## Start DATASET CONTENT
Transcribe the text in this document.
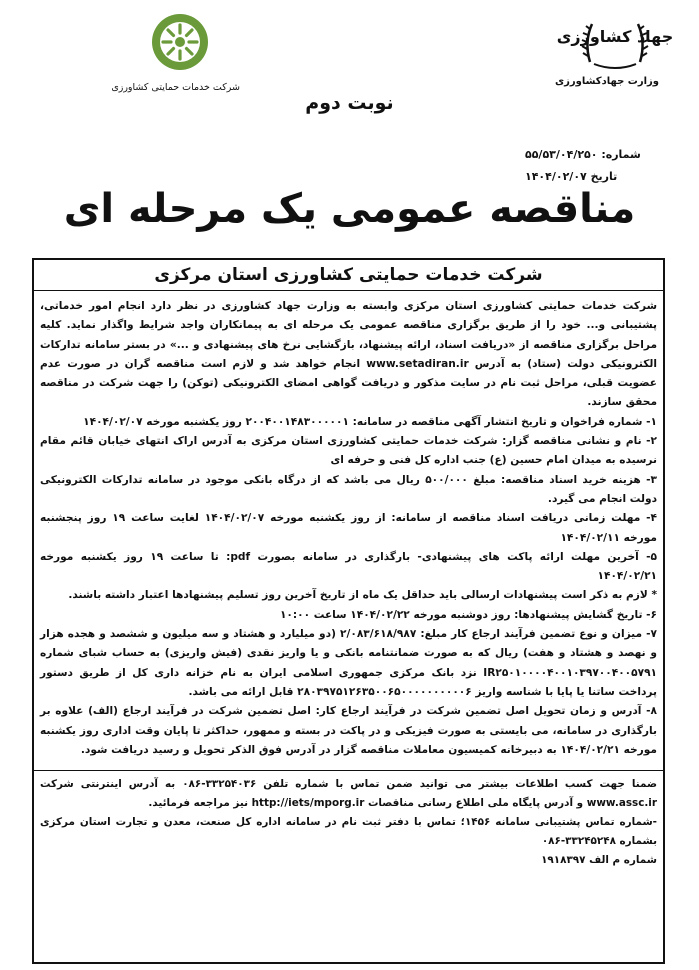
جهاد کشاورزی
وزارت جهادکشاورزی
شرکت خدمات حمایتی کشاورزی
نوبت دوم
شماره: ۵۵/۵۳/۰۴/۲۵۰
تاریخ ۱۴۰۴/۰۲/۰۷
مناقصه عمومی یک مرحله ای
شرکت خدمات حمایتی کشاورزی استان مرکزی

شرکت خدمات حمایتی کشاورزی استان مرکزی وابسته به وزارت جهاد کشاورزی در نظر دارد انجام امور خدماتی، پشتیبانی و... خود را از طریق برگزاری مناقصه عمومی یک مرحله ای به پیمانکاران واجد شرایط واگذار نماید. کلیه مراحل برگزاری مناقصه از «دریافت اسناد، ارائه پیشنهاد، بازگشایی نرخ های پیشنهادی و ...» در بستر سامانه تدارکات الکترونیکی دولت (ستاد) به آدرس www.setadiran.ir انجام خواهد شد و لازم است مناقصه گران در صورت عدم عضویت قبلی، مراحل ثبت نام در سایت مذکور و دریافت گواهی امضای الکترونیکی (توکن) را جهت شرکت در مناقصه محقق سازند.

۱- شماره فراخوان و تاریخ انتشار آگهی مناقصه در سامانه: ۲۰۰۴۰۰۱۴۸۳۰۰۰۰۰۱ روز یکشنبه مورخه ۱۴۰۴/۰۲/۰۷

۲- نام و نشانی مناقصه گزار: شرکت خدمات حمایتی کشاورزی استان مرکزی به آدرس اراک انتهای خیابان قائم مقام نرسیده به میدان امام حسین (ع) جنب اداره کل فنی و حرفه ای

۳- هزینه خرید اسناد مناقصه: مبلغ ۵۰۰/۰۰۰ ریال می باشد که از درگاه بانکی موجود در سامانه تدارکات الکترونیکی دولت انجام می گیرد.

۴- مهلت زمانی دریافت اسناد مناقصه از سامانه: از روز یکشنبه مورخه ۱۴۰۴/۰۲/۰۷ لغایت ساعت ۱۹ روز پنجشنبه مورخه ۱۴۰۴/۰۲/۱۱

۵- آخرین مهلت ارائه پاکت های پیشنهادی- بارگذاری در سامانه بصورت pdf: تا ساعت ۱۹ روز یکشنبه مورخه ۱۴۰۴/۰۲/۲۱

* لازم به ذکر است پیشنهادات ارسالی باید حداقل یک ماه از تاریخ آخرین روز تسلیم پیشنهادها اعتبار داشته باشند.

۶- تاریخ گشایش پیشنهادها: روز دوشنبه مورخه ۱۴۰۴/۰۲/۲۲ ساعت ۱۰:۰۰

۷- میزان و نوع تضمین فرآیند ارجاع کار مبلغ: ۲/۰۸۳/۶۱۸/۹۸۷ (دو میلیارد و هشتاد و سه میلیون و ششصد و هجده هزار و نهصد و هشتاد و هفت) ریال که به صورت ضمانتنامه بانکی و یا واریز نقدی (فیش واریزی) به حساب شبای شماره IR۲۵۰۱۰۰۰۰۴۰۰۱۰۳۹۷۰۰۴۰۰۵۷۹۱ نزد بانک مرکزی جمهوری اسلامی ایران به نام خزانه داری کل از طریق دستور پرداخت ساتنا یا پایا با شناسه واریز ۲۸۰۳۹۷۵۱۲۶۳۵۰۰۶۵۰۰۰۰۰۰۰۰۰۰۶ قابل ارائه می باشد.

۸- آدرس و زمان تحویل اصل تضمین شرکت در فرآیند ارجاع کار: اصل تضمین شرکت در فرآیند ارجاع (الف) علاوه بر بارگذاری در سامانه، می بایستی به صورت فیزیکی و در پاکت در بسته و ممهور، حداکثر تا پایان وقت اداری روز یکشنبه مورخه ۱۴۰۴/۰۲/۲۱ به دبیرخانه کمیسیون معاملات مناقصه گزار در آدرس فوق الذکر تحویل و رسید دریافت شود.

ضمنا جهت کسب اطلاعات بیشتر می توانید ضمن تماس با شماره تلفن ۳۳۲۵۴۰۳۶-۰۸۶ به آدرس اینترنتی شرکت www.assc.ir و آدرس پایگاه ملی اطلاع رسانی مناقصات http://iets/mporg.ir نیز مراجعه فرمائید.

-شماره تماس پشتیبانی سامانه ۱۴۵۶؛ تماس با دفتر ثبت نام در سامانه اداره کل صنعت، معدن و تجارت استان مرکزی بشماره ۳۳۲۴۵۲۴۸-۰۸۶

شماره م الف ۱۹۱۸۳۹۷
## End DATASET CONTENT
TASK TO COMPLETE: Copy all lines from the material that contain "ساعت".

SOLUTION TO THIS PROBLEM:
۴- مهلت زمانی دریافت اسناد مناقصه از سامانه: از روز یکشنبه مورخه ۱۴۰۴/۰۲/۰۷ لغایت ساعت ۱۹ روز پنجشنبه مورخه ۱۴۰۴/۰۲/۱۱
۵- آخرین مهلت ارائه پاکت های پیشنهادی- بارگذاری در سامانه بصورت pdf: تا ساعت ۱۹ روز یکشنبه مورخه ۱۴۰۴/۰۲/۲۱
۶- تاریخ گشایش پیشنهادها: روز دوشنبه مورخه ۱۴۰۴/۰۲/۲۲ ساعت ۱۰:۰۰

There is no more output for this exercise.